*THE PROBLEM*: Each line of the material below that holds the word "ylabel" needs to be copied.

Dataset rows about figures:

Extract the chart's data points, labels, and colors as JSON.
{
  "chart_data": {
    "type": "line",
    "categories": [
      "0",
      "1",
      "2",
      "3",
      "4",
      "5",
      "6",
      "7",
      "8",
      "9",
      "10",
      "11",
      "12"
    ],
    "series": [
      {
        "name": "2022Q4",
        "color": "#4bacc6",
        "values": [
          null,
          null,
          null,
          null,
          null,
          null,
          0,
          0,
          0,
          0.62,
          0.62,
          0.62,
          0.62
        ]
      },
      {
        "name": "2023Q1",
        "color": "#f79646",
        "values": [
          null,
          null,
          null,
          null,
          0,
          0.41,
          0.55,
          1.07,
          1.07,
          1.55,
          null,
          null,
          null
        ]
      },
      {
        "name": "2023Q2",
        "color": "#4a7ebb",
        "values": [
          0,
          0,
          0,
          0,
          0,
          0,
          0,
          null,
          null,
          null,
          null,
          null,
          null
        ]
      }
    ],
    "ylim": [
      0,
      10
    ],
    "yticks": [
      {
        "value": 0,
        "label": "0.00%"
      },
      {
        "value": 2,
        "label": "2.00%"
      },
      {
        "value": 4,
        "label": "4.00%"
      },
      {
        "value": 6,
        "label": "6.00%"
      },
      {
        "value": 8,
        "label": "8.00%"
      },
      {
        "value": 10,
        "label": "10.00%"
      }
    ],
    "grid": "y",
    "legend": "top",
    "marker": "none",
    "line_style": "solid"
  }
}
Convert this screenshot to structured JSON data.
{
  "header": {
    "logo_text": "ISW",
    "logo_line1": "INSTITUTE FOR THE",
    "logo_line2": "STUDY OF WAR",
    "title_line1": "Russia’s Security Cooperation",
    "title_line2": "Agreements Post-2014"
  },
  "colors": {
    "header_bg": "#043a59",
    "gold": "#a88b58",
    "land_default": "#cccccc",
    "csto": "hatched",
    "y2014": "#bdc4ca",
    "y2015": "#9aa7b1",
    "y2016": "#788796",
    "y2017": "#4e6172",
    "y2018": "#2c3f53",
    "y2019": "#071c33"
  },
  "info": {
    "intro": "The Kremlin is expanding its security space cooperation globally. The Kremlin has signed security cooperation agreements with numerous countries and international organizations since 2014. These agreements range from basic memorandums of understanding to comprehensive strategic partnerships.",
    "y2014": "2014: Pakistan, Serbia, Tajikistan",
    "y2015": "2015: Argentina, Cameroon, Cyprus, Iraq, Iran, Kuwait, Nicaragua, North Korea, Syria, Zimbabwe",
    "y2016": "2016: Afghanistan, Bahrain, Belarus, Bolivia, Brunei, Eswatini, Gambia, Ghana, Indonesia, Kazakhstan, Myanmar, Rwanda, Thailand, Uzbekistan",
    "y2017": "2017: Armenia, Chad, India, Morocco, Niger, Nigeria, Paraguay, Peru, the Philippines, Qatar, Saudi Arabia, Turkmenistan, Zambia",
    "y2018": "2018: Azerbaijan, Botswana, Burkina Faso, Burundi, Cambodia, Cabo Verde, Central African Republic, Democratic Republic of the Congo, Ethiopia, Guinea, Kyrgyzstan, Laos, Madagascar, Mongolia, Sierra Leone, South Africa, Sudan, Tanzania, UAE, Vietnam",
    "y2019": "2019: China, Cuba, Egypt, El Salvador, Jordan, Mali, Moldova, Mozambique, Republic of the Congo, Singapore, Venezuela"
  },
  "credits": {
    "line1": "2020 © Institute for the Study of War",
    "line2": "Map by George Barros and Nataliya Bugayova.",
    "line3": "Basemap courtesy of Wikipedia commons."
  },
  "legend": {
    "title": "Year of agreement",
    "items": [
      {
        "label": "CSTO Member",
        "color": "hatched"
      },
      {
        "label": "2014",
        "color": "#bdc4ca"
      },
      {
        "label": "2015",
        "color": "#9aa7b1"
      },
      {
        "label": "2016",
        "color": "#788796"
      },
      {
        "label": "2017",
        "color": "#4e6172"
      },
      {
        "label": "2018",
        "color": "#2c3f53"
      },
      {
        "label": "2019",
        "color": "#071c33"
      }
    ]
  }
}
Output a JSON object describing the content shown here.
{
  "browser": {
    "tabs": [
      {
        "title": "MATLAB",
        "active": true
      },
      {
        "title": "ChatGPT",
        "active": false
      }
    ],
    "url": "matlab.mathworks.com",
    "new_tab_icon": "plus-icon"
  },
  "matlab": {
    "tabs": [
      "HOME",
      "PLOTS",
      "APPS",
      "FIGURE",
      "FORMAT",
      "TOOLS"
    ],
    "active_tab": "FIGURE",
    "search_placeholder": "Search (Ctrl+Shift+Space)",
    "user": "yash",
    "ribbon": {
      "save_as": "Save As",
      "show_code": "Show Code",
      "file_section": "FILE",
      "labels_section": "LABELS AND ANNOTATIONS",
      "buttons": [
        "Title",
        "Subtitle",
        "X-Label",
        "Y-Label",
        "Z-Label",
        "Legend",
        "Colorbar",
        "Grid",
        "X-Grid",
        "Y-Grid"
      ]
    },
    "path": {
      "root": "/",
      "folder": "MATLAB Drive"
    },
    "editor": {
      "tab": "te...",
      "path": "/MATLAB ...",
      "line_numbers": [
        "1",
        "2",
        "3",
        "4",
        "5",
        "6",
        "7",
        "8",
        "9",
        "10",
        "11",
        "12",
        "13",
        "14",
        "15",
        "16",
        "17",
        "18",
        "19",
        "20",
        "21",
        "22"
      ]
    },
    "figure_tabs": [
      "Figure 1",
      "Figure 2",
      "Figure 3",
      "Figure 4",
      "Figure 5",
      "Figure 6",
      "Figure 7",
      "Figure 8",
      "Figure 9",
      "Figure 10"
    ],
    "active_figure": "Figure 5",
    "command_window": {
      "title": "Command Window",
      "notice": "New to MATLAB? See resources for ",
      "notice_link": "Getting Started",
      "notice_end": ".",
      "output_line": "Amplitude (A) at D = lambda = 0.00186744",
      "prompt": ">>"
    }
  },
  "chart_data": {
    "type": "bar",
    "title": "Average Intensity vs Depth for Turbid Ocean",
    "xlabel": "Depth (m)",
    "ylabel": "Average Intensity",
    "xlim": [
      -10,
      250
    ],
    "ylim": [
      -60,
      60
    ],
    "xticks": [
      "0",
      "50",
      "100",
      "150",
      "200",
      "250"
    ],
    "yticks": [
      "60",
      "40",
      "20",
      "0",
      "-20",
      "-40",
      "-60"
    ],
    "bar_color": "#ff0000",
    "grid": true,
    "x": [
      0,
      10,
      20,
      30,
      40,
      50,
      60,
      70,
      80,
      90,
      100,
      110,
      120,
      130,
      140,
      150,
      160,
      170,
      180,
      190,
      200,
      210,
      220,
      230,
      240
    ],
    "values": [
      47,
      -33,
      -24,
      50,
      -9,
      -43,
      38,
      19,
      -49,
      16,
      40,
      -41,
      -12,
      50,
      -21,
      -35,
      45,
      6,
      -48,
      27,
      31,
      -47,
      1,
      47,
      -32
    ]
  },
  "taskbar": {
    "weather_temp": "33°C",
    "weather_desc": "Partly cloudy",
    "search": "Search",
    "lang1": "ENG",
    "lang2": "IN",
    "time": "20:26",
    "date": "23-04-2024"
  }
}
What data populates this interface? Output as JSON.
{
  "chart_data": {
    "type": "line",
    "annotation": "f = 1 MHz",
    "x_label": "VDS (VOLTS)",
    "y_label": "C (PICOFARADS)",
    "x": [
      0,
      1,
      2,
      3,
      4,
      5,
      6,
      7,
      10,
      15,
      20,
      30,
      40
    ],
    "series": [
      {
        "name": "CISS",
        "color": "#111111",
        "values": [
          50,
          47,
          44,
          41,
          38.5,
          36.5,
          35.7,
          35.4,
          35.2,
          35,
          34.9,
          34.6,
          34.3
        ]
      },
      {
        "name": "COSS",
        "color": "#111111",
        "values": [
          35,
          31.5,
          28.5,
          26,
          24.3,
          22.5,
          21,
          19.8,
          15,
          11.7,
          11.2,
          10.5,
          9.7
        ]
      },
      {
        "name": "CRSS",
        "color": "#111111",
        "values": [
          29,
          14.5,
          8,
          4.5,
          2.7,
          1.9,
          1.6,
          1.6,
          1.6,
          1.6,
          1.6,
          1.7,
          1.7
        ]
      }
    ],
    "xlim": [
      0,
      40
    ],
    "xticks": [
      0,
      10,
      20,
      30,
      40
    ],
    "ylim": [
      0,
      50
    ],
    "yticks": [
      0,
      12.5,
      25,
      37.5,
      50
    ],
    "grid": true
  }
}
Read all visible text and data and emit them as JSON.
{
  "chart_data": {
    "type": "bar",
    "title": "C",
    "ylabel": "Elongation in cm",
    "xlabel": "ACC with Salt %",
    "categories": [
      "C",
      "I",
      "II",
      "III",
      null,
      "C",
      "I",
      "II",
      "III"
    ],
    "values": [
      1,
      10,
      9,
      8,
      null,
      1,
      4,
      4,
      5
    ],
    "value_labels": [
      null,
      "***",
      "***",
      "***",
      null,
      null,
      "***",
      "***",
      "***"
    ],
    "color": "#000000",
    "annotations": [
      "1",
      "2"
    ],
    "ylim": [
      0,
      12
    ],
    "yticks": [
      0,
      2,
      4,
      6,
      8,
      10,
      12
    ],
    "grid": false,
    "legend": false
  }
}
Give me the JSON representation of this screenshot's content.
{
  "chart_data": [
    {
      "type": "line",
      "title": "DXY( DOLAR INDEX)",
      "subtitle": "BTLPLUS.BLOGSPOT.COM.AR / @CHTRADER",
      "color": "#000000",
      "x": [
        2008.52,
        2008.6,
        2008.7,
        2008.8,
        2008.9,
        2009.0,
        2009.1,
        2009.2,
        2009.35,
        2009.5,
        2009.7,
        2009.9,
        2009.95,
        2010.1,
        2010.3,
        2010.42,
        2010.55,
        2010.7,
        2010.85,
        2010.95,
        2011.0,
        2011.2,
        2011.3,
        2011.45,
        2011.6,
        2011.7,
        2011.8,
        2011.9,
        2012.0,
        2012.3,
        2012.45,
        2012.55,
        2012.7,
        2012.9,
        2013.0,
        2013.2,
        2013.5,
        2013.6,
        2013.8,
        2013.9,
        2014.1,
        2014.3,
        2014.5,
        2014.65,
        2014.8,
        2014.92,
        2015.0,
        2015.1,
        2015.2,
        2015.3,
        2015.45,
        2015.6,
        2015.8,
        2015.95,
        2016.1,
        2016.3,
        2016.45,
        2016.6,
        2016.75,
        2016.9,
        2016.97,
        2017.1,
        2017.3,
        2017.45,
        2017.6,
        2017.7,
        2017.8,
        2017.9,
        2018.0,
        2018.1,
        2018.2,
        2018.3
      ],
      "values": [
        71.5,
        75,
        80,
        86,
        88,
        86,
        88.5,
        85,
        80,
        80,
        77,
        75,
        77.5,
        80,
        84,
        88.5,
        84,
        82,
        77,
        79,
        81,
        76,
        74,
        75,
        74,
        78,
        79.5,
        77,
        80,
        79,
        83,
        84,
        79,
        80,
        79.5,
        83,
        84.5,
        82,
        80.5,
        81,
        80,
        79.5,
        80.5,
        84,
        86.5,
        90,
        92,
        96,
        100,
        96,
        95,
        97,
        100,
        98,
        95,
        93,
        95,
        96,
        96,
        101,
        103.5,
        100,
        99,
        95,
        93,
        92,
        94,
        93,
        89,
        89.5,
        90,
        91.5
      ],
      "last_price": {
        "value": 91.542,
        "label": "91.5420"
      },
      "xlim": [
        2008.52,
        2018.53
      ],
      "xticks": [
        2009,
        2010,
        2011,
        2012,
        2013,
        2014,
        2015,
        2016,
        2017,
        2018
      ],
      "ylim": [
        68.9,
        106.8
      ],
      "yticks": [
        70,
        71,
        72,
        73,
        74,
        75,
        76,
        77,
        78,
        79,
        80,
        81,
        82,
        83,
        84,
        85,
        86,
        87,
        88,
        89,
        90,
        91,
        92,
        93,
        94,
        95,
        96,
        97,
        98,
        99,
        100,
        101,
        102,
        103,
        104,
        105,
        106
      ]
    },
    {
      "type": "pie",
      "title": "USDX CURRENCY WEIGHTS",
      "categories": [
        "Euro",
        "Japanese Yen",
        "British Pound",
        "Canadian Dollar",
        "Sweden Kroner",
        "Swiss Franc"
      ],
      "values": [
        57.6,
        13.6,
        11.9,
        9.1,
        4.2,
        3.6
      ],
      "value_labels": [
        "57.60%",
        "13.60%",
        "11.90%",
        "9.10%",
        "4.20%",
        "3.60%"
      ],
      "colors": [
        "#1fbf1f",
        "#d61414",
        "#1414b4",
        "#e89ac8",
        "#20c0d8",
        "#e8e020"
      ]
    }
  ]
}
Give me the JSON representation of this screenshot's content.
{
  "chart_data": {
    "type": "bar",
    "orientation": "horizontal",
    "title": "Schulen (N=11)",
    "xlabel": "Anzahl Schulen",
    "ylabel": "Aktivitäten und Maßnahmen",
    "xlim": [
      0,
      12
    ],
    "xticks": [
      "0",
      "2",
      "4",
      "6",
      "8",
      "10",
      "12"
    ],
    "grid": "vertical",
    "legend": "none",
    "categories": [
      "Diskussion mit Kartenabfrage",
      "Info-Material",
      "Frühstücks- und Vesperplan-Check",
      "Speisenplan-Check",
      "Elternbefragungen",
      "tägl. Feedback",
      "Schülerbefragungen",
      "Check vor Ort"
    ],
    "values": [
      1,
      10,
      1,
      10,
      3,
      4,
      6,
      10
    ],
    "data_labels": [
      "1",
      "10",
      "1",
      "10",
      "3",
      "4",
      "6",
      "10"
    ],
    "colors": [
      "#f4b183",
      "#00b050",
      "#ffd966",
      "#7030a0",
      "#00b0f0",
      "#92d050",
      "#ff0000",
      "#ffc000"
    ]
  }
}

*THE COMPLETED TASK*:
    "ylabel": "Average Intensity",
    "ylabel": "Elongation in cm",
    "ylabel": "Aktivitäten und Maßnahmen",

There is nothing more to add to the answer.